- _Given exercise_
Can the data below be echoed back word for word?

Data records:
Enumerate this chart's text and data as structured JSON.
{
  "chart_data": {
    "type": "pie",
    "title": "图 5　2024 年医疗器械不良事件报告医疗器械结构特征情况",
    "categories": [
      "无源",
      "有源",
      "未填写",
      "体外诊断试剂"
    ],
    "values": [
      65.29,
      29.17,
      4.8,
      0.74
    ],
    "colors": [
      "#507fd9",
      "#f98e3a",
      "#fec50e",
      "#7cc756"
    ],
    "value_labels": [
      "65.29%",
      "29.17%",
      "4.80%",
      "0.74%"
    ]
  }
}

- _The solution_
Enumerate this chart's text and data as structured JSON.
{
  "chart_data": {
    "type": "pie",
    "title": "图 5　2024 年医疗器械不良事件报告医疗器械结构特征情况",
    "categories": [
      "无源",
      "有源",
      "未填写",
      "体外诊断试剂"
    ],
    "values": [
      65.29,
      29.17,
      4.8,
      0.74
    ],
    "colors": [
      "#507fd9",
      "#f98e3a",
      "#fec50e",
      "#7cc756"
    ],
    "value_labels": [
      "65.29%",
      "29.17%",
      "4.80%",
      "0.74%"
    ]
  }
}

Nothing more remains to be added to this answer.